-- START --

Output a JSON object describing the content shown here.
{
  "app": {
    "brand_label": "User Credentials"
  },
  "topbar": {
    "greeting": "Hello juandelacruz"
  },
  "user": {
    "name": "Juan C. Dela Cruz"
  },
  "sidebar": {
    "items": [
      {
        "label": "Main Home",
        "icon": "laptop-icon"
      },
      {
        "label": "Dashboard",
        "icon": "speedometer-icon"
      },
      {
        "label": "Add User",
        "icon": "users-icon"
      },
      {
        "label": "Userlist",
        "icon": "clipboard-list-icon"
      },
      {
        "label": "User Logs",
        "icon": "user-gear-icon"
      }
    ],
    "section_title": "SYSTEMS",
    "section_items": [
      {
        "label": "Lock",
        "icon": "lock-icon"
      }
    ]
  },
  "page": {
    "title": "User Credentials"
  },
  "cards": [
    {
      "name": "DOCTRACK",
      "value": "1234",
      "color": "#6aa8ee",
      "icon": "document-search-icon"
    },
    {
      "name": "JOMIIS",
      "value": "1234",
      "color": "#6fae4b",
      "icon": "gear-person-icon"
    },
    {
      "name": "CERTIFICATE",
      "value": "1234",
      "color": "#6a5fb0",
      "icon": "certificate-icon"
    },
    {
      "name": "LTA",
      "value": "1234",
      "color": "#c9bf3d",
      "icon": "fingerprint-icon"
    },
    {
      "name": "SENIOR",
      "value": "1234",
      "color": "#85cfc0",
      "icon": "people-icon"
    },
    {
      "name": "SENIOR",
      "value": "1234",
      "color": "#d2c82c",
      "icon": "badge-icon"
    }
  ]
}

-- END --

▸ **Instruction**
Copy out the whole listing exactly.

▸ **Solution to this exercise**
Output a JSON object describing the content shown here.
{
  "app": {
    "brand_label": "User Credentials"
  },
  "topbar": {
    "greeting": "Hello juandelacruz"
  },
  "user": {
    "name": "Juan C. Dela Cruz"
  },
  "sidebar": {
    "items": [
      {
        "label": "Main Home",
        "icon": "laptop-icon"
      },
      {
        "label": "Dashboard",
        "icon": "speedometer-icon"
      },
      {
        "label": "Add User",
        "icon": "users-icon"
      },
      {
        "label": "Userlist",
        "icon": "clipboard-list-icon"
      },
      {
        "label": "User Logs",
        "icon": "user-gear-icon"
      }
    ],
    "section_title": "SYSTEMS",
    "section_items": [
      {
        "label": "Lock",
        "icon": "lock-icon"
      }
    ]
  },
  "page": {
    "title": "User Credentials"
  },
  "cards": [
    {
      "name": "DOCTRACK",
      "value": "1234",
      "color": "#6aa8ee",
      "icon": "document-search-icon"
    },
    {
      "name": "JOMIIS",
      "value": "1234",
      "color": "#6fae4b",
      "icon": "gear-person-icon"
    },
    {
      "name": "CERTIFICATE",
      "value": "1234",
      "color": "#6a5fb0",
      "icon": "certificate-icon"
    },
    {
      "name": "LTA",
      "value": "1234",
      "color": "#c9bf3d",
      "icon": "fingerprint-icon"
    },
    {
      "name": "SENIOR",
      "value": "1234",
      "color": "#85cfc0",
      "icon": "people-icon"
    },
    {
      "name": "SENIOR",
      "value": "1234",
      "color": "#d2c82c",
      "icon": "badge-icon"
    }
  ]
}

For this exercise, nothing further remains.